▸ **WHAT IS BEING ASKED**
Wherever the string "JSON" appears, copy the whole line.

+++ RECORDS FOR THE TASK

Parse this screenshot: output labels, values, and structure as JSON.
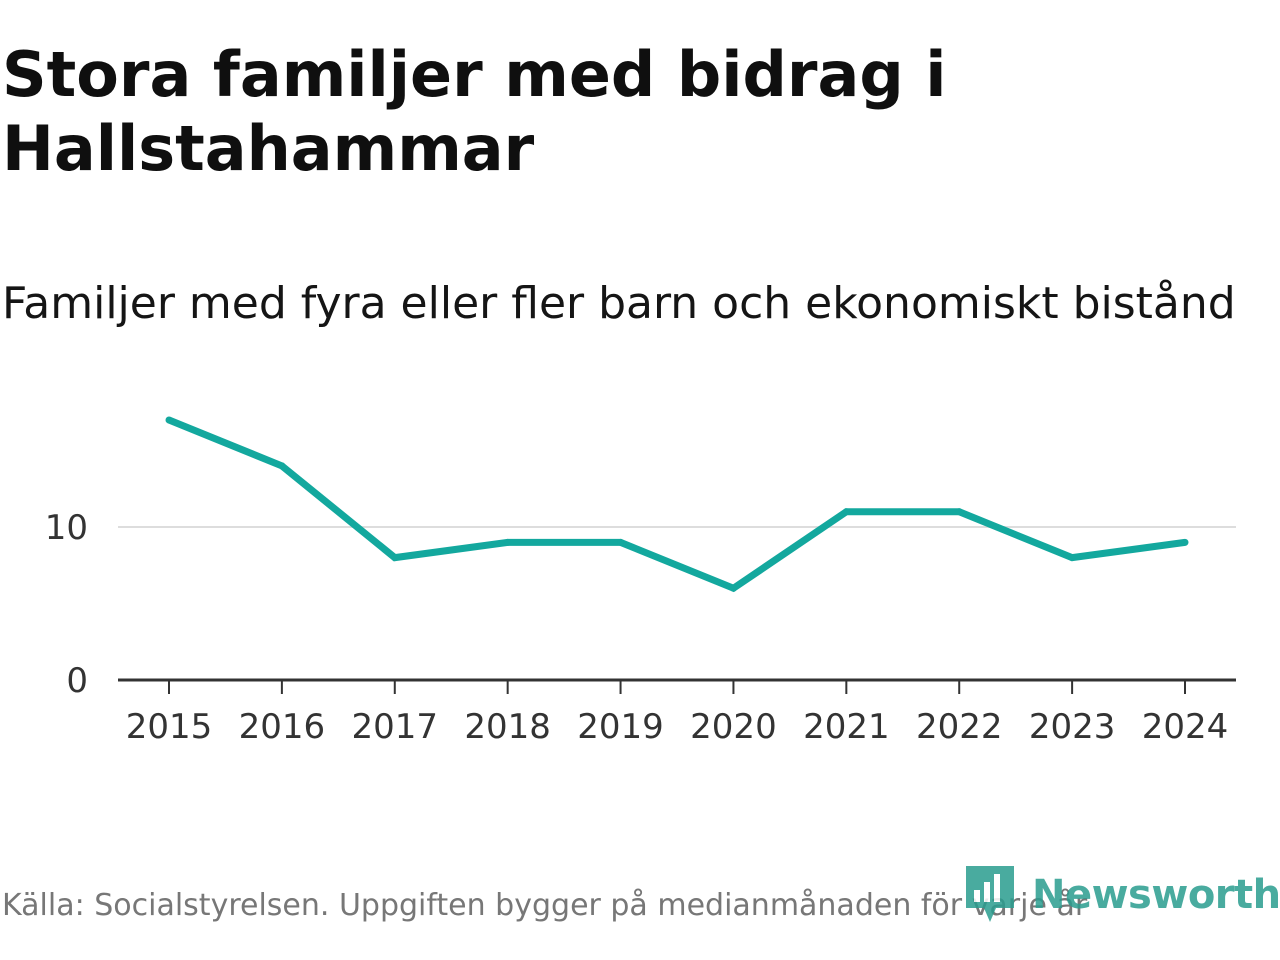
{
  "title": "Stora familjer med bidrag i Hallstahammar",
  "subtitle": "Familjer med fyra eller fler barn och ekonomiskt bistånd",
  "source": "Källa: Socialstyrelsen. Uppgiften bygger på medianmånaden för varje år",
  "brand": "Newsworthy",
  "colors": {
    "line": "#13a89e",
    "grid": "#dddddd",
    "axis": "#333333",
    "brand": "#2a9d8f"
  },
  "chart_data": {
    "type": "line",
    "title": "Stora familjer med bidrag i Hallstahammar",
    "subtitle": "Familjer med fyra eller fler barn och ekonomiskt bistånd",
    "categories": [
      "2015",
      "2016",
      "2017",
      "2018",
      "2019",
      "2020",
      "2021",
      "2022",
      "2023",
      "2024"
    ],
    "series": [
      {
        "name": "Familjer med fyra eller fler barn och ekonomiskt bistånd",
        "values": [
          17,
          14,
          8,
          9,
          9,
          6,
          11,
          11,
          8,
          9
        ]
      }
    ],
    "xlabel": "",
    "ylabel": "",
    "ylim": [
      0,
      17
    ],
    "yticks": [
      0,
      10
    ],
    "grid": true,
    "legend": "none"
  }
}
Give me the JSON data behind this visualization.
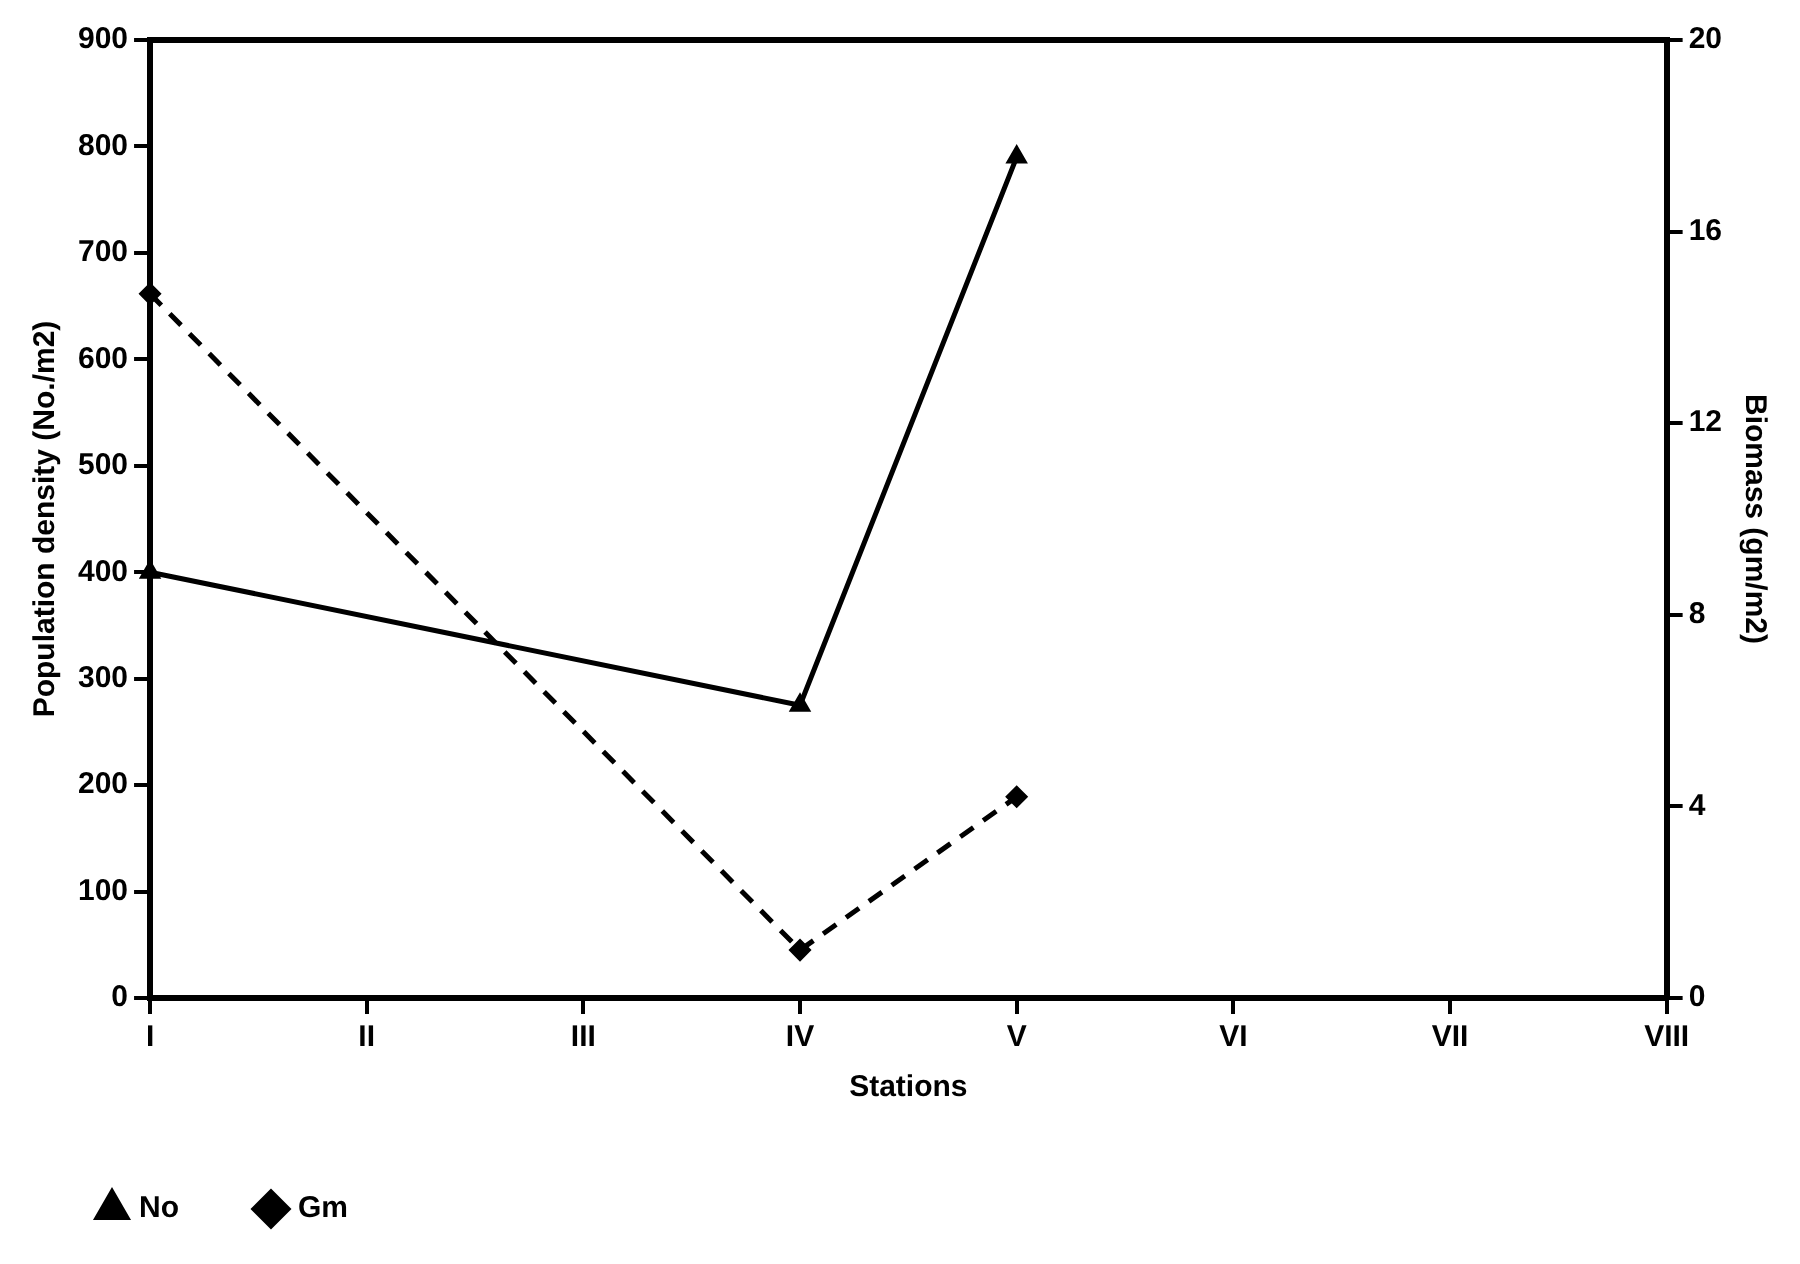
{
  "chart_data": {
    "type": "line",
    "xlabel": "Stations",
    "ylabel": "Population density (No./m2)",
    "y2label": "Biomass (gm/m2)",
    "categories": [
      "I",
      "II",
      "III",
      "IV",
      "V",
      "VI",
      "VII",
      "VIII"
    ],
    "series": [
      {
        "name": "No",
        "color": "#000000",
        "marker": "triangle",
        "line_style": "solid",
        "values": [
          400,
          null,
          null,
          275,
          790,
          null,
          null,
          null
        ]
      },
      {
        "name": "Gm",
        "color": "#000000",
        "marker": "diamond",
        "line_style": "dashed",
        "axis": "y2",
        "values": [
          14.7,
          null,
          null,
          1.0,
          4.2,
          null,
          null,
          null
        ]
      }
    ],
    "ylim": [
      0,
      900
    ],
    "yticks": [
      0,
      100,
      200,
      300,
      400,
      500,
      600,
      700,
      800,
      900
    ],
    "y2lim": [
      0,
      20
    ],
    "y2ticks": [
      0,
      4,
      8,
      12,
      16,
      20
    ],
    "grid": false,
    "legend": "bottom"
  }
}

++++++

▸ **SOLUTION**
Parse this screenshot: output labels, values, and structure as JSON.
Give me the JSON data behind this visualization.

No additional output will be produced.